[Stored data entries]
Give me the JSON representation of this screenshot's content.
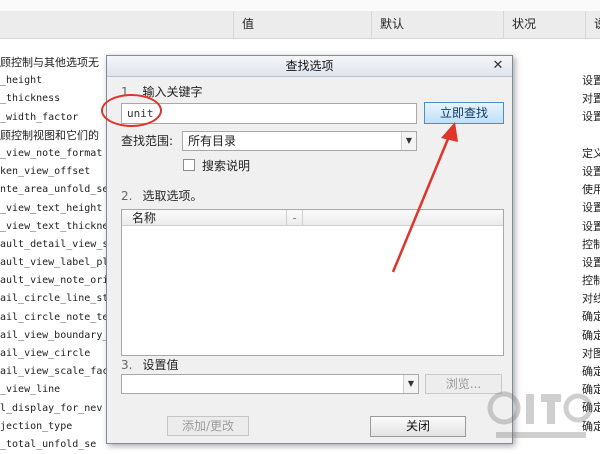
{
  "background_table": {
    "columns": [
      "值",
      "默认",
      "状况",
      "说"
    ],
    "left_rows": [
      "顾控制与其他选项无",
      "_height",
      "_thickness",
      "_width_factor",
      "顾控制视图和它们的",
      "_view_note_format",
      "ken_view_offset",
      "nte_area_unfold_se",
      "_view_text_height",
      "_view_text_thickne",
      "ault_detail_view_s",
      "ault_view_label_pl",
      "ault_view_note_ori",
      "ail_circle_line_st",
      "ail_circle_note_te",
      "ail_view_boundary_",
      "ail_view_circle",
      "ail_view_scale_fac",
      "_view_line",
      "l_display_for_nev",
      "jection_type",
      "_total_unfold_se"
    ],
    "right_rows": [
      "设置",
      "对置",
      "设置",
      "",
      "定义",
      "设置",
      "使用",
      "设置",
      "设置",
      "控制",
      "设置",
      "控制",
      "对线",
      "确定",
      "确定",
      "对图",
      "确定",
      "确定",
      "确定",
      "确定"
    ]
  },
  "dialog": {
    "title": "查找选项",
    "close_symbol": "✕",
    "step1": {
      "number": "1.",
      "label": "输入关键字"
    },
    "keyword_input": {
      "value": "unit"
    },
    "search_button": "立即查找",
    "scope_label": "查找范围:",
    "scope_select": {
      "value": "所有目录"
    },
    "search_desc_checkbox": {
      "label": "搜索说明",
      "checked": false
    },
    "step2": {
      "number": "2.",
      "label": "选取选项。"
    },
    "options_table": {
      "columns": [
        "名称",
        "-"
      ],
      "rows": []
    },
    "step3": {
      "number": "3.",
      "label": "设置值"
    },
    "value_select": {
      "value": ""
    },
    "browse_button": "浏览...",
    "add_change_button": "添加/更改",
    "close_button": "关闭"
  },
  "icons": {
    "dropdown": "chevron-down-icon",
    "close": "close-icon"
  },
  "colors": {
    "annotation": "#e0342b",
    "search_button_border": "#4a90c6"
  }
}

**REQUEST**:
Output the records above exactly as they are, leaving out the pictures.

**EXERCISE OUTPUT**:
Give me the JSON representation of this screenshot's content.
{
  "background_table": {
    "columns": [
      "值",
      "默认",
      "状况",
      "说"
    ],
    "left_rows": [
      "顾控制与其他选项无",
      "_height",
      "_thickness",
      "_width_factor",
      "顾控制视图和它们的",
      "_view_note_format",
      "ken_view_offset",
      "nte_area_unfold_se",
      "_view_text_height",
      "_view_text_thickne",
      "ault_detail_view_s",
      "ault_view_label_pl",
      "ault_view_note_ori",
      "ail_circle_line_st",
      "ail_circle_note_te",
      "ail_view_boundary_",
      "ail_view_circle",
      "ail_view_scale_fac",
      "_view_line",
      "l_display_for_nev",
      "jection_type",
      "_total_unfold_se"
    ],
    "right_rows": [
      "设置",
      "对置",
      "设置",
      "",
      "定义",
      "设置",
      "使用",
      "设置",
      "设置",
      "控制",
      "设置",
      "控制",
      "对线",
      "确定",
      "确定",
      "对图",
      "确定",
      "确定",
      "确定",
      "确定"
    ]
  },
  "dialog": {
    "title": "查找选项",
    "close_symbol": "✕",
    "step1": {
      "number": "1.",
      "label": "输入关键字"
    },
    "keyword_input": {
      "value": "unit"
    },
    "search_button": "立即查找",
    "scope_label": "查找范围:",
    "scope_select": {
      "value": "所有目录"
    },
    "search_desc_checkbox": {
      "label": "搜索说明",
      "checked": false
    },
    "step2": {
      "number": "2.",
      "label": "选取选项。"
    },
    "options_table": {
      "columns": [
        "名称",
        "-"
      ],
      "rows": []
    },
    "step3": {
      "number": "3.",
      "label": "设置值"
    },
    "value_select": {
      "value": ""
    },
    "browse_button": "浏览...",
    "add_change_button": "添加/更改",
    "close_button": "关闭"
  },
  "icons": {
    "dropdown": "chevron-down-icon",
    "close": "close-icon"
  },
  "colors": {
    "annotation": "#e0342b",
    "search_button_border": "#4a90c6"
  }
}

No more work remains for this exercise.